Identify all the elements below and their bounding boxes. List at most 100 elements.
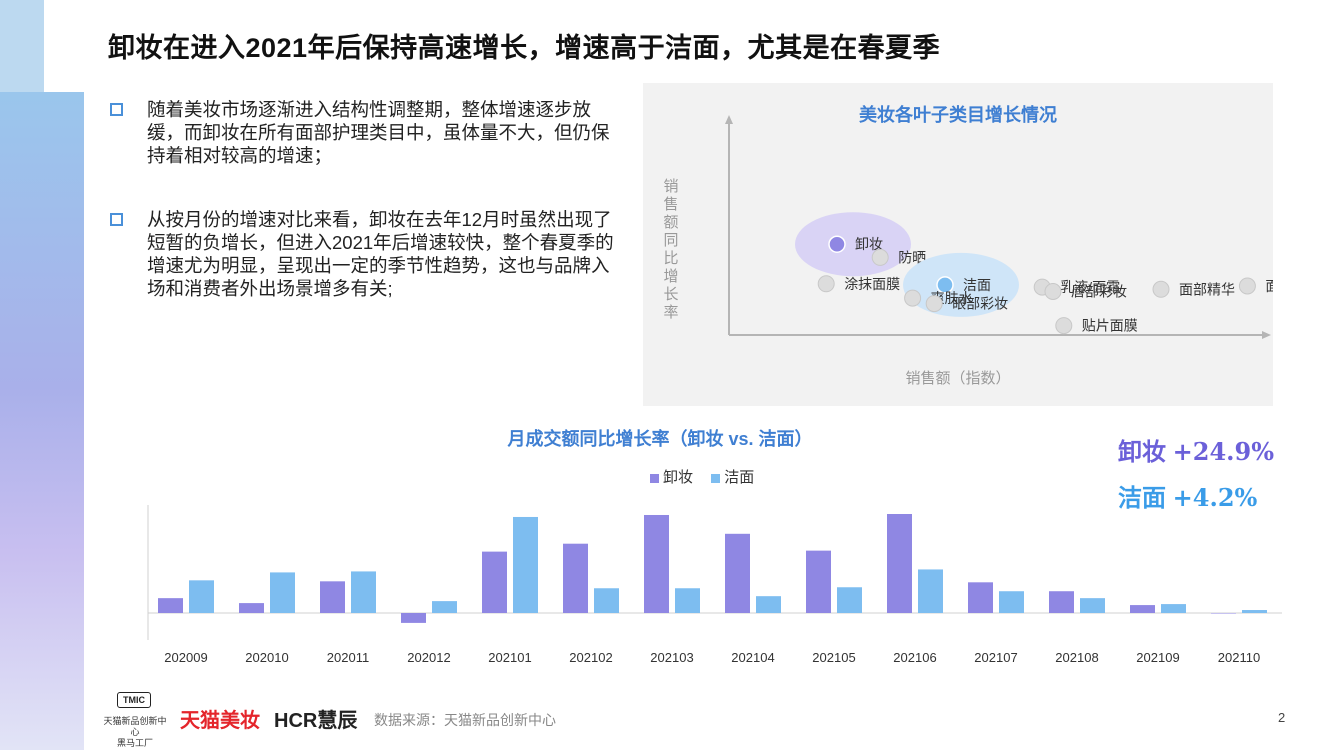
bar-洁面-202104 (756, 596, 781, 613)
bullet-text: 随着美妆市场逐渐进入结构性调整期，整体增速逐步放缓，而卸妆在所有面部护理类目中，… (147, 99, 610, 166)
bar-x-tick-label: 202010 (245, 650, 288, 665)
bar-卸妆-202104 (725, 533, 750, 613)
tmic-subtitle-line2: 黑马工厂 (116, 738, 153, 748)
page-number: 2 (1278, 710, 1286, 725)
scatter-label-2: 涂抹面膜 (844, 276, 900, 292)
bullet-2: 从按月份的增速对比来看，卸妆在去年12月时虽然出现了短暂的负增长，但进入2021… (110, 208, 614, 308)
bar-洁面-202110 (1242, 610, 1267, 613)
legend-item-jiemian: 洁面 (711, 469, 754, 486)
scatter-point-2 (817, 275, 835, 293)
legend-label: 洁面 (724, 469, 755, 486)
bar-卸妆-202109 (1130, 605, 1155, 613)
bar-卸妆-202102 (563, 543, 588, 613)
tmall-logo: 天猫美妆 (180, 710, 260, 732)
bar-x-tick-label: 202102 (569, 650, 612, 665)
scatter-point-8 (904, 289, 922, 307)
scatter-point-7 (1238, 277, 1256, 295)
scatter-point-10 (1055, 317, 1073, 335)
bar-卸妆-202009 (158, 598, 183, 613)
scatter-point-5 (1044, 283, 1062, 300)
bar-洁面-202105 (837, 587, 862, 613)
legend-label: 卸妆 (663, 469, 694, 486)
scatter-y-arrow-icon (725, 115, 733, 124)
bar-洁面-202101 (513, 516, 538, 613)
scatter-label-6: 面部精华 (1179, 281, 1235, 297)
decor-side-gradient (0, 92, 84, 750)
bar-chart-title: 月成交额同比增长率（卸妆 vs. 洁面） (507, 429, 813, 449)
stat-label: 洁面 (1118, 485, 1166, 512)
legend-swatch (650, 473, 659, 483)
bar-卸妆-202106 (887, 514, 912, 613)
bar-卸妆-202108 (1049, 591, 1074, 613)
bar-x-tick-label: 202011 (327, 650, 369, 665)
bar-洁面-202109 (1161, 604, 1186, 613)
data-source: 数据来源：天猫新品创新中心 (374, 712, 556, 728)
bar-x-tick-label: 202109 (1136, 650, 1179, 665)
bar-x-tick-label: 202103 (650, 650, 693, 665)
scatter-point-3 (936, 276, 954, 294)
square-bullet-icon (110, 213, 123, 226)
scatter-label-4: 乳液/面霜 (1060, 279, 1120, 295)
bar-x-tick-label: 202009 (164, 650, 207, 665)
scatter-label-0: 卸妆 (855, 236, 883, 252)
scatter-label-3: 洁面 (963, 277, 991, 293)
bar-x-tick-label: 202107 (974, 650, 1017, 665)
bar-洁面-202108 (1080, 598, 1105, 613)
scatter-label-7: 面部彩妆 (1265, 278, 1273, 294)
bar-洁面-202106 (918, 569, 943, 613)
bar-卸妆-202011 (320, 581, 345, 613)
page-title: 卸妆在进入2021年后保持高速增长，增速高于洁面，尤其是在春夏季 (108, 33, 941, 63)
scatter-point-9 (925, 295, 943, 313)
scatter-point-6 (1152, 280, 1170, 298)
bar-x-tick-label: 202105 (812, 650, 855, 665)
scatter-y-axis-label: 销售额同比增长率 (663, 178, 679, 321)
legend-swatch (711, 473, 721, 483)
bullet-1: 随着美妆市场逐渐进入结构性调整期，整体增速逐步放缓，而卸妆在所有面部护理类目中，… (110, 98, 610, 178)
bar-洁面-202010 (270, 572, 295, 613)
tmic-subtitle: 天猫新品创新中心 黑马工厂 (100, 716, 170, 749)
scatter-chart-panel: 美妆各叶子类目增长情况 销售额同比增长率 销售额（指数） 卸妆 防晒涂抹面膜 洁面 乳… (643, 83, 1273, 406)
bar-x-tick-label: 202012 (407, 650, 450, 665)
bar-x-tick-label: 202101 (488, 650, 531, 665)
bar-卸妆-202101 (482, 551, 507, 613)
bar-卸妆-202105 (806, 550, 831, 613)
bar-卸妆-202010 (239, 603, 264, 613)
bar-chart-legend: 卸妆 洁面 (650, 466, 768, 487)
stat-label: 卸妆 (1118, 439, 1166, 466)
bar-x-tick-label: 202106 (893, 650, 936, 665)
stat-value: +4.2% (1172, 483, 1258, 512)
bar-chart: 202009 202010 202011 202012 202101 202102 2021… (147, 505, 1282, 665)
bar-x-tick-label: 202104 (731, 650, 774, 665)
bar-洁面-202012 (432, 601, 457, 613)
bar-洁面-202009 (189, 580, 214, 613)
square-bullet-icon (110, 103, 123, 116)
tmic-subtitle-line1: 天猫新品创新中心 (103, 716, 167, 737)
bar-洁面-202011 (351, 571, 376, 613)
bar-x-tick-label: 202108 (1055, 650, 1098, 665)
decor-top-left (0, 0, 44, 92)
legend-item-xiezhuang: 卸妆 (650, 469, 693, 486)
scatter-x-axis-label: 销售额（指数） (905, 370, 1011, 387)
scatter-label-5: 唇部彩妆 (1071, 284, 1127, 300)
bar-卸妆-202107 (968, 582, 993, 613)
bar-洁面-202102 (594, 588, 619, 613)
stat-value: +24.9% (1172, 437, 1275, 466)
scatter-chart-title: 美妆各叶子类目增长情况 (859, 105, 1057, 125)
scatter-point-0 (828, 235, 846, 253)
bar-卸妆-202103 (644, 514, 669, 613)
stat-jiemian: 洁面 +4.2% (1118, 478, 1257, 513)
stat-xiezhuang: 卸妆 +24.9% (1118, 432, 1274, 467)
scatter-point-1 (871, 248, 889, 266)
bar-x-tick-label: 202110 (1218, 650, 1260, 665)
scatter-label-1: 防晒 (898, 249, 926, 265)
bar-卸妆-202110 (1211, 613, 1236, 614)
scatter-x-arrow-icon (1262, 331, 1271, 339)
scatter-label-10: 贴片面膜 (1082, 318, 1138, 334)
bar-洁面-202107 (999, 591, 1024, 613)
bar-卸妆-202012 (401, 613, 426, 623)
tmic-logo: TMIC (117, 692, 151, 708)
scatter-halo-0 (795, 212, 911, 277)
bar-洁面-202103 (675, 588, 700, 613)
scatter-label-9: 眼部彩妆 (952, 296, 1008, 312)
○ ○ ○ ○ ○
Instructions to follow:
Reproduce all of the material above word for word, leaving out the pictures.

Output for this exercise:
Identify all the elements below and their bounding boxes. List at most 100 elements.
bar-洁面-202104 (756, 596, 781, 613)
bullet-text: 随着美妆市场逐渐进入结构性调整期，整体增速逐步放缓，而卸妆在所有面部护理类目中，… (147, 99, 610, 166)
bar-x-tick-label: 202010 (245, 650, 288, 665)
bar-卸妆-202104 (725, 533, 750, 613)
tmic-subtitle-line2: 黑马工厂 (116, 738, 153, 748)
page-number: 2 (1278, 710, 1286, 725)
scatter-label-2: 涂抹面膜 (844, 276, 900, 292)
bullet-2: 从按月份的增速对比来看，卸妆在去年12月时虽然出现了短暂的负增长，但进入2021… (110, 208, 614, 308)
bar-洁面-202110 (1242, 610, 1267, 613)
legend-item-jiemian: 洁面 (711, 469, 754, 486)
scatter-point-2 (817, 275, 835, 293)
legend-label: 洁面 (724, 469, 755, 486)
bar-卸妆-202109 (1130, 605, 1155, 613)
bar-卸妆-202102 (563, 543, 588, 613)
tmall-logo: 天猫美妆 (180, 710, 260, 732)
bar-x-tick-label: 202102 (569, 650, 612, 665)
scatter-point-8 (904, 289, 922, 307)
scatter-point-7 (1238, 277, 1256, 295)
scatter-point-10 (1055, 317, 1073, 335)
bar-卸妆-202009 (158, 598, 183, 613)
scatter-point-5 (1044, 283, 1062, 300)
bar-洁面-202105 (837, 587, 862, 613)
legend-label: 卸妆 (663, 469, 694, 486)
scatter-y-arrow-icon (725, 115, 733, 124)
bar-洁面-202101 (513, 516, 538, 613)
scatter-label-6: 面部精华 (1179, 281, 1235, 297)
decor-side-gradient (0, 92, 84, 750)
bar-chart-title: 月成交额同比增长率（卸妆 vs. 洁面） (507, 429, 813, 449)
stat-label: 洁面 (1118, 485, 1166, 512)
legend-swatch (650, 473, 659, 483)
bar-卸妆-202106 (887, 514, 912, 613)
bar-卸妆-202108 (1049, 591, 1074, 613)
bar-x-tick-label: 202011 (327, 650, 369, 665)
bar-洁面-202109 (1161, 604, 1186, 613)
data-source: 数据来源：天猫新品创新中心 (374, 712, 556, 728)
bar-x-tick-label: 202109 (1136, 650, 1179, 665)
bar-x-tick-label: 202103 (650, 650, 693, 665)
scatter-point-3 (936, 276, 954, 294)
square-bullet-icon (110, 213, 123, 226)
scatter-label-4: 乳液/面霜 (1060, 279, 1120, 295)
bar-x-tick-label: 202009 (164, 650, 207, 665)
scatter-label-0: 卸妆 (855, 236, 883, 252)
scatter-label-3: 洁面 (963, 277, 991, 293)
bar-x-tick-label: 202107 (974, 650, 1017, 665)
bar-洁面-202108 (1080, 598, 1105, 613)
scatter-label-7: 面部彩妆 (1265, 278, 1273, 294)
bar-洁面-202106 (918, 569, 943, 613)
bar-卸妆-202011 (320, 581, 345, 613)
page-title: 卸妆在进入2021年后保持高速增长，增速高于洁面，尤其是在春夏季 (108, 33, 941, 63)
scatter-point-9 (925, 295, 943, 313)
scatter-point-6 (1152, 280, 1170, 298)
bar-x-tick-label: 202105 (812, 650, 855, 665)
scatter-y-axis-label: 销售额同比增长率 (663, 178, 679, 321)
legend-swatch (711, 473, 721, 483)
bullet-1: 随着美妆市场逐渐进入结构性调整期，整体增速逐步放缓，而卸妆在所有面部护理类目中，… (110, 98, 610, 178)
bar-洁面-202010 (270, 572, 295, 613)
tmic-subtitle: 天猫新品创新中心 黑马工厂 (100, 716, 170, 749)
scatter-chart-panel: 美妆各叶子类目增长情况 销售额同比增长率 销售额（指数） 卸妆 防晒涂抹面膜 洁面 乳… (643, 83, 1273, 406)
bar-x-tick-label: 202012 (407, 650, 450, 665)
bar-x-tick-label: 202101 (488, 650, 531, 665)
bar-卸妆-202101 (482, 551, 507, 613)
bar-卸妆-202105 (806, 550, 831, 613)
bar-卸妆-202010 (239, 603, 264, 613)
bar-chart-legend: 卸妆 洁面 (650, 466, 768, 487)
stat-label: 卸妆 (1118, 439, 1166, 466)
bar-x-tick-label: 202106 (893, 650, 936, 665)
stat-value: +4.2% (1172, 483, 1258, 512)
bar-chart: 202009 202010 202011 202012 202101 202102 2021… (147, 505, 1282, 665)
bar-x-tick-label: 202104 (731, 650, 774, 665)
bar-洁面-202012 (432, 601, 457, 613)
bar-洁面-202009 (189, 580, 214, 613)
square-bullet-icon (110, 103, 123, 116)
tmic-subtitle-line1: 天猫新品创新中心 (103, 716, 167, 737)
bar-洁面-202011 (351, 571, 376, 613)
bar-x-tick-label: 202108 (1055, 650, 1098, 665)
decor-top-left (0, 0, 44, 92)
legend-item-xiezhuang: 卸妆 (650, 469, 693, 486)
scatter-x-axis-label: 销售额（指数） (905, 370, 1011, 387)
scatter-label-5: 唇部彩妆 (1071, 284, 1127, 300)
bar-卸妆-202107 (968, 582, 993, 613)
bar-洁面-202102 (594, 588, 619, 613)
stat-value: +24.9% (1172, 437, 1275, 466)
scatter-chart-title: 美妆各叶子类目增长情况 (859, 105, 1057, 125)
scatter-point-0 (828, 235, 846, 253)
bar-卸妆-202103 (644, 514, 669, 613)
stat-jiemian: 洁面 +4.2% (1118, 478, 1257, 513)
stat-xiezhuang: 卸妆 +24.9% (1118, 432, 1274, 467)
scatter-point-1 (871, 248, 889, 266)
bar-x-tick-label: 202110 (1218, 650, 1260, 665)
scatter-label-1: 防晒 (898, 249, 926, 265)
bar-卸妆-202110 (1211, 613, 1236, 614)
scatter-x-arrow-icon (1262, 331, 1271, 339)
scatter-label-10: 贴片面膜 (1082, 318, 1138, 334)
bar-洁面-202107 (999, 591, 1024, 613)
bar-卸妆-202012 (401, 613, 426, 623)
tmic-logo: TMIC (117, 692, 151, 708)
scatter-halo-0 (795, 212, 911, 277)
bar-洁面-202103 (675, 588, 700, 613)
scatter-label-9: 眼部彩妆 (952, 296, 1008, 312)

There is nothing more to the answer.